>> Start

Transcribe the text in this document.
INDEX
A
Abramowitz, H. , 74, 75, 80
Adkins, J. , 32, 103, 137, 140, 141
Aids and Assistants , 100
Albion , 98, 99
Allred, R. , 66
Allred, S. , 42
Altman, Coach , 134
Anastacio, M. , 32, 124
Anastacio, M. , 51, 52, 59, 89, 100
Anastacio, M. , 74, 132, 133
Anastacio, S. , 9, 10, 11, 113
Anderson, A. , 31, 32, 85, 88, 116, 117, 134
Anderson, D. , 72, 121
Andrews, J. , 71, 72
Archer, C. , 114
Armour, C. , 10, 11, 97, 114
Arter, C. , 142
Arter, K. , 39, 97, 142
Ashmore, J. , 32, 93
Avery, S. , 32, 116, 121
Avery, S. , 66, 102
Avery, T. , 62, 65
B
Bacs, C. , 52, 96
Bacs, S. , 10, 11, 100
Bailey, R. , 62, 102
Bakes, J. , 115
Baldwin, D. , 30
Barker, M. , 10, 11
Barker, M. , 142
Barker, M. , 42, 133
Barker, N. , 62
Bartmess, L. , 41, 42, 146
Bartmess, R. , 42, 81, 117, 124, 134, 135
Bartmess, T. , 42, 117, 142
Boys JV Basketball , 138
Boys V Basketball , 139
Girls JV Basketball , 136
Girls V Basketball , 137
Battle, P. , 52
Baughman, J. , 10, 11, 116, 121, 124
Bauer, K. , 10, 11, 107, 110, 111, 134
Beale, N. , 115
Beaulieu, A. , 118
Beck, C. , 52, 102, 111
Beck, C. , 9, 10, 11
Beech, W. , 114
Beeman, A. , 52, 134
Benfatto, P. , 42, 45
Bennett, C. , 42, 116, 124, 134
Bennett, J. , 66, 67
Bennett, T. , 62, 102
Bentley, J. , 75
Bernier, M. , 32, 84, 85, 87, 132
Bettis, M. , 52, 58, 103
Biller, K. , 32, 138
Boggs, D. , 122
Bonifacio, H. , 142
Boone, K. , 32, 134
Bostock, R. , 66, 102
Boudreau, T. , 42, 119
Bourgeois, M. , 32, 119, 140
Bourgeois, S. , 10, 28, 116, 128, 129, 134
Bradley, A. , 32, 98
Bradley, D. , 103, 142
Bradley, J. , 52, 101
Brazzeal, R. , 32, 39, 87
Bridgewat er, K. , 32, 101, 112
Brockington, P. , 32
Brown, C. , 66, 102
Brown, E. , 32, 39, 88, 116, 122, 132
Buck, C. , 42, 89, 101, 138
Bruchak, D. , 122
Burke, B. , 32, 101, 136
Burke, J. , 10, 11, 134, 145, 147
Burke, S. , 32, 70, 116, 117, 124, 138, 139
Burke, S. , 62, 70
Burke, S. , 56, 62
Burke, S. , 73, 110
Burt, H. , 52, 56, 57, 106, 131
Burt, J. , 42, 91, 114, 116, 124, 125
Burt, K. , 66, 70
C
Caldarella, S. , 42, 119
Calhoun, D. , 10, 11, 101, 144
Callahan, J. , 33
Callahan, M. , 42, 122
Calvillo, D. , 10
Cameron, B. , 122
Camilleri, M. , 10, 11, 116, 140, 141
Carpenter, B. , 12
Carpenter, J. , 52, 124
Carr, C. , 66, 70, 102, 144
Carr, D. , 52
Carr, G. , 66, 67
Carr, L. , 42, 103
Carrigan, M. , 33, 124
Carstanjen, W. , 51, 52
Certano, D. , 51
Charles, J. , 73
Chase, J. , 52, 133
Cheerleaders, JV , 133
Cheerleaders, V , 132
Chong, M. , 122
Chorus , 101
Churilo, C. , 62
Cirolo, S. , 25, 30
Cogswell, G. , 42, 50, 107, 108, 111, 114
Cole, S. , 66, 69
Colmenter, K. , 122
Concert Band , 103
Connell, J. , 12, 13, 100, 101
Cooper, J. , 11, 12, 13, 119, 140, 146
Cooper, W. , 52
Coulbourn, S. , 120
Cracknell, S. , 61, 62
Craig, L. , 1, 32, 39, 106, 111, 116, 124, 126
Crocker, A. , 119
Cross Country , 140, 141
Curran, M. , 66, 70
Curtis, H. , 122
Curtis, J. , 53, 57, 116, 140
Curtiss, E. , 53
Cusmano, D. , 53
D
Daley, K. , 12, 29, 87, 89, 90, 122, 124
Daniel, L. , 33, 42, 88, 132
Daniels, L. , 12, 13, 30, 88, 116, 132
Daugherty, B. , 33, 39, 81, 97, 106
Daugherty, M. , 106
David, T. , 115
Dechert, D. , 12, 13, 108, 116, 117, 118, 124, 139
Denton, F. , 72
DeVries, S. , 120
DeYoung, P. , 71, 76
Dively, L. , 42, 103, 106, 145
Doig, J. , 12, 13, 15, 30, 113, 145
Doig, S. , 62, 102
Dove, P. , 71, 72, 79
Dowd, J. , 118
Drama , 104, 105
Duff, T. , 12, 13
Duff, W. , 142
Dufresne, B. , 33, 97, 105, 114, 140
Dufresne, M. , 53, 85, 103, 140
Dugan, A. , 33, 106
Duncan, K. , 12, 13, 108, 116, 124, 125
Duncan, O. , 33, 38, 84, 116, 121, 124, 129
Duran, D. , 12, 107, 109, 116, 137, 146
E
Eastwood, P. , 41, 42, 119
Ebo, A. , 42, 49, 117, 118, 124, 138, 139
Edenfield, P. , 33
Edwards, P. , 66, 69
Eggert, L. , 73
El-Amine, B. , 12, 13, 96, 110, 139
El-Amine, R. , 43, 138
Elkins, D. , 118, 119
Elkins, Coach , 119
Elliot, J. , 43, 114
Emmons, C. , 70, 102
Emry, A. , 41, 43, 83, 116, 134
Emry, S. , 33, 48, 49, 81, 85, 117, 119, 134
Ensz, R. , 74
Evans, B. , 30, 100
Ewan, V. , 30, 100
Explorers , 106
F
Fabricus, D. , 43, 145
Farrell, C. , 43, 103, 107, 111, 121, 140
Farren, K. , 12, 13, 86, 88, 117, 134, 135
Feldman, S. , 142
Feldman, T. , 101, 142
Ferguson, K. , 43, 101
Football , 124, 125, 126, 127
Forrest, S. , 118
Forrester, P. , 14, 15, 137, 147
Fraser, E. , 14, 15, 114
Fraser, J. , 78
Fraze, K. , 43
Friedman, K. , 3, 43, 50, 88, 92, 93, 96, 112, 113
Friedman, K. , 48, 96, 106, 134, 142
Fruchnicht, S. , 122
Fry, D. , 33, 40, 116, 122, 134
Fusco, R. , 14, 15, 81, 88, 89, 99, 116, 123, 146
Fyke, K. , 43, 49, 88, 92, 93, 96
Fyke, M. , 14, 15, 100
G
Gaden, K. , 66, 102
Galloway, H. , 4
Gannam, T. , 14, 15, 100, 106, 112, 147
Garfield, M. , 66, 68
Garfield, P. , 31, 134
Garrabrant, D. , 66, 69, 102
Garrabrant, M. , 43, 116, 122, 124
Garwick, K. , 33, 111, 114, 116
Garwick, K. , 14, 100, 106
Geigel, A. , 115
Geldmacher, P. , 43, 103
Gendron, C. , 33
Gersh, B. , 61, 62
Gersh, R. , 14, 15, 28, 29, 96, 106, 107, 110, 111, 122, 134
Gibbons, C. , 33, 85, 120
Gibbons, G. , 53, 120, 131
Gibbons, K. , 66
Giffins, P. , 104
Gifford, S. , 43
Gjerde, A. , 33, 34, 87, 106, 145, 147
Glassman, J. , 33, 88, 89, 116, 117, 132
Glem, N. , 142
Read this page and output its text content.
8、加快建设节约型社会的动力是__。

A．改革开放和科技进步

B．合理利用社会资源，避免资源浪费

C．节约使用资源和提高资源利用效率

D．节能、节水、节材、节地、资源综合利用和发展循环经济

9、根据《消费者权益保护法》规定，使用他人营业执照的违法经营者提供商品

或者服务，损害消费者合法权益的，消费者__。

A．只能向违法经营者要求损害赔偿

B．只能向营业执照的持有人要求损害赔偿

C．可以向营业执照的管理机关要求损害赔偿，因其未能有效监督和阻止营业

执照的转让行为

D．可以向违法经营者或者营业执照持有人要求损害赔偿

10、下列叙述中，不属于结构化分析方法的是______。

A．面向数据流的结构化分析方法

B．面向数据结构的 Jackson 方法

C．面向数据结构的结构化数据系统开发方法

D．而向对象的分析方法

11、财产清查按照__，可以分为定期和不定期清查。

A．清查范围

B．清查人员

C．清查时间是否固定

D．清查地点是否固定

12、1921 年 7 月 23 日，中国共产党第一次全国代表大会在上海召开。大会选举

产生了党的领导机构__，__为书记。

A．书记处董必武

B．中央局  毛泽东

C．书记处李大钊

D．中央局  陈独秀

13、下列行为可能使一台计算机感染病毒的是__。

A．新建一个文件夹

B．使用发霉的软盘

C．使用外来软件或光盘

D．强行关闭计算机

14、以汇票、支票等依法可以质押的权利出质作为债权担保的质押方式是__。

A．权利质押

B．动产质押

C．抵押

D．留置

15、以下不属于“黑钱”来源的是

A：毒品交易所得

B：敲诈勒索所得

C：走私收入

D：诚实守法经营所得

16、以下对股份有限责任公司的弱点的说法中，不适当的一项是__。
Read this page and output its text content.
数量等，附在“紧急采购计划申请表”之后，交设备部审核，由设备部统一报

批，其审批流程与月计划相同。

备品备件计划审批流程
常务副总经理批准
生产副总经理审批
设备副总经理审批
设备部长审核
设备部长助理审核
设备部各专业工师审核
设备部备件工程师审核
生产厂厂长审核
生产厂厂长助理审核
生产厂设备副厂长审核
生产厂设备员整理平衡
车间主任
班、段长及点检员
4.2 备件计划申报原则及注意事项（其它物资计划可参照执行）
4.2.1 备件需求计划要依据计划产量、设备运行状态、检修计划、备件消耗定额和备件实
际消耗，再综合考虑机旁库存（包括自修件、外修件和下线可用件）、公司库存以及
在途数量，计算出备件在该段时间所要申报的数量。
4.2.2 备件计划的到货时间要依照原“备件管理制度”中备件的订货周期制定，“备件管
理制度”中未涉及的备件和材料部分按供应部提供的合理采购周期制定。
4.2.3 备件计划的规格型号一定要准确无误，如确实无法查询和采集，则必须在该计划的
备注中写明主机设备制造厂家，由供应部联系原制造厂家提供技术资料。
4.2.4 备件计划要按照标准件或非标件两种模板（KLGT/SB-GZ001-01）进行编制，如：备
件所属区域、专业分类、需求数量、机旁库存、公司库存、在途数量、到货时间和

>> End

:: EXERCISE DIRECTIONS ::
Using the listing above, pull out all lines that hold the word "Garrabrant".

:: EXERCISE ANSWER ::
Garrabrant, D. , 66, 69, 102
Garrabrant, M. , 43, 116, 122, 124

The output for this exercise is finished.